Entries shown:
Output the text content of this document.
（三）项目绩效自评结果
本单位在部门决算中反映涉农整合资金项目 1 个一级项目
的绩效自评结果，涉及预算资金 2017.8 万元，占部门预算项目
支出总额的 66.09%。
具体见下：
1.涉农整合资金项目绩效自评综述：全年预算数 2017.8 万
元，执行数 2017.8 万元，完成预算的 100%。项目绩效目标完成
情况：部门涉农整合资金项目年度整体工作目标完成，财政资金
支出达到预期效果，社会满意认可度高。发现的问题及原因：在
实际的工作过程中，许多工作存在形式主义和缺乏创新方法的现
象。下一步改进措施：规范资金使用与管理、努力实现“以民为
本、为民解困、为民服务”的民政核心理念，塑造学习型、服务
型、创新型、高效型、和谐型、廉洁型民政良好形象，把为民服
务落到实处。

Job:
Make an exact copy of every line in the data.

Solution to this problem:
Output the text content of this document.
（三）项目绩效自评结果
本单位在部门决算中反映涉农整合资金项目 1 个一级项目
的绩效自评结果，涉及预算资金 2017.8 万元，占部门预算项目
支出总额的 66.09%。
具体见下：
1.涉农整合资金项目绩效自评综述：全年预算数 2017.8 万
元，执行数 2017.8 万元，完成预算的 100%。项目绩效目标完成
情况：部门涉农整合资金项目年度整体工作目标完成，财政资金
支出达到预期效果，社会满意认可度高。发现的问题及原因：在
实际的工作过程中，许多工作存在形式主义和缺乏创新方法的现
象。下一步改进措施：规范资金使用与管理、努力实现“以民为
本、为民解困、为民服务”的民政核心理念，塑造学习型、服务
型、创新型、高效型、和谐型、廉洁型民政良好形象，把为民服
务落到实处。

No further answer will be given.